_RECORDS PROVIDED_
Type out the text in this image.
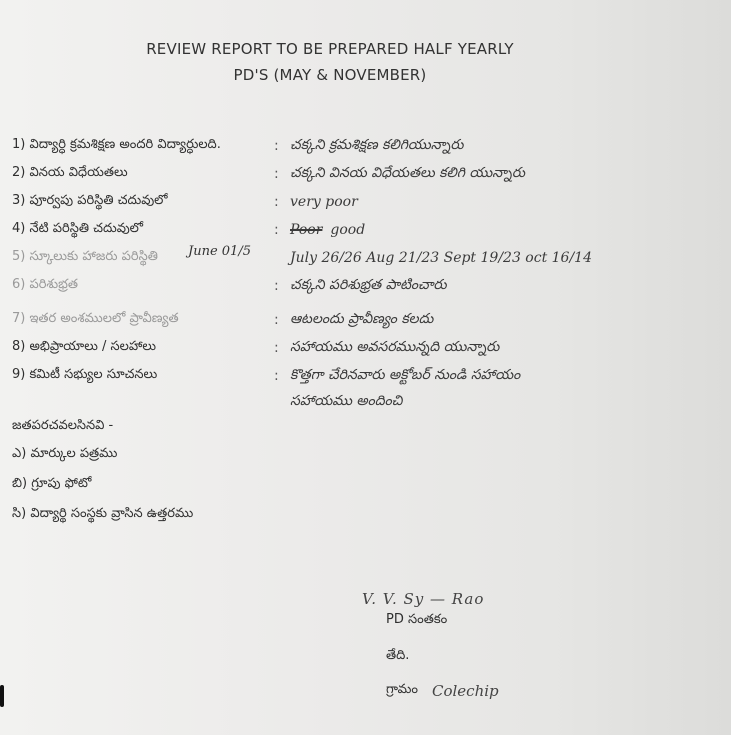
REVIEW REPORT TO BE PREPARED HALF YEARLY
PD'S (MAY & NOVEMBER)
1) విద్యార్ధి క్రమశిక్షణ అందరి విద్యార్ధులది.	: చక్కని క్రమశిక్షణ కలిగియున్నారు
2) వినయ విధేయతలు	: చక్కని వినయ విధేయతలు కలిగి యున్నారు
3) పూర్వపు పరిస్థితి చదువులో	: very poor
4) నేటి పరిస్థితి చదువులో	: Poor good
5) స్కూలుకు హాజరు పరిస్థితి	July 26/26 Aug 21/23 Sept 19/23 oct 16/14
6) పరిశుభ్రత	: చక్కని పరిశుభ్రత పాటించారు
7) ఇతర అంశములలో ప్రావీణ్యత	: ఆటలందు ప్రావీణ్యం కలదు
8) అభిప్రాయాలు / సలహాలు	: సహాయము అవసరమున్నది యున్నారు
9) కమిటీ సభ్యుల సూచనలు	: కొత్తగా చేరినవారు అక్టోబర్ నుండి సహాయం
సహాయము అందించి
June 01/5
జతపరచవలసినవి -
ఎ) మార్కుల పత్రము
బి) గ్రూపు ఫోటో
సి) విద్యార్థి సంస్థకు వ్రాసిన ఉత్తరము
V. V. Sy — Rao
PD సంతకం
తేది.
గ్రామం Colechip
---
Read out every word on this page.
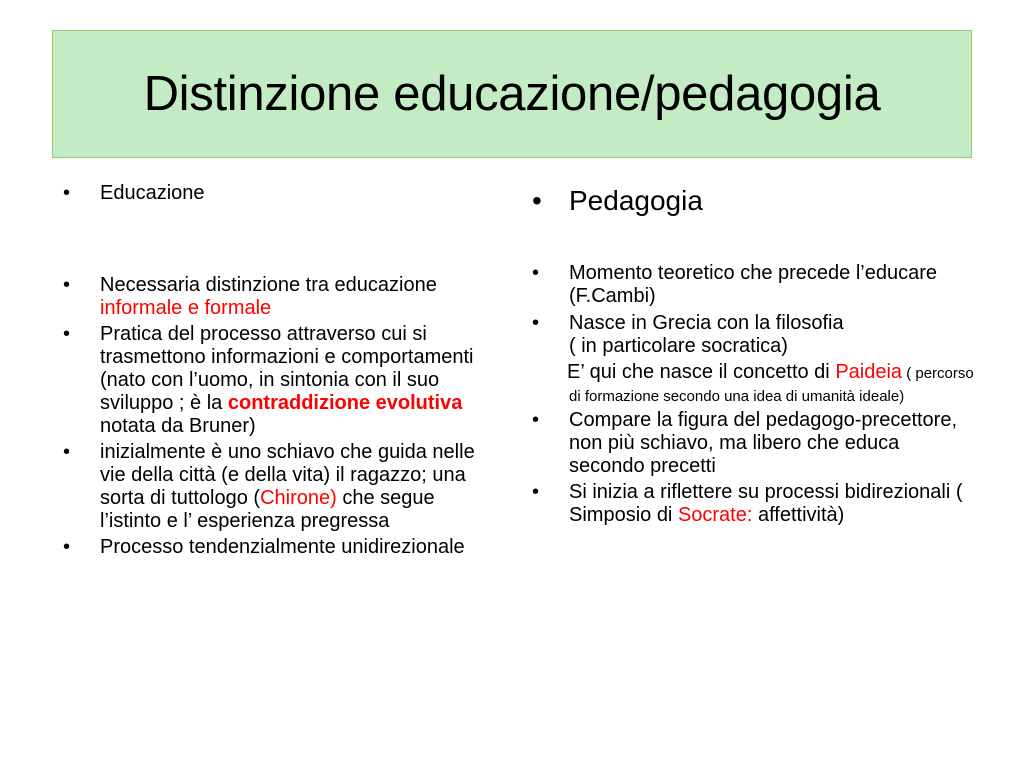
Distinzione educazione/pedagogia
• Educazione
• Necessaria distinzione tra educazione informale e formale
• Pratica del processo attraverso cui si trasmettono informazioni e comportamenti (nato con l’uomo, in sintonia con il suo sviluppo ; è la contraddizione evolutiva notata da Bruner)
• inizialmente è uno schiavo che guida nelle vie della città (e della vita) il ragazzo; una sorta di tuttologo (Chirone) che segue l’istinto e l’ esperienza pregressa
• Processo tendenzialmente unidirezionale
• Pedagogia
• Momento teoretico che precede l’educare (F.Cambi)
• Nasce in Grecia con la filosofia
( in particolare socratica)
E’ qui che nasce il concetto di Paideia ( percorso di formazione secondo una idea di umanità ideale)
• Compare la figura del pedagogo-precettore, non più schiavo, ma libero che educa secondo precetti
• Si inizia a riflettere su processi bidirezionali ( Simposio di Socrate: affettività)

_WHAT YOU WILL DO_
Write down only the number of lines that contain the string "schiavo" in the listing.

_THE RESULT_
2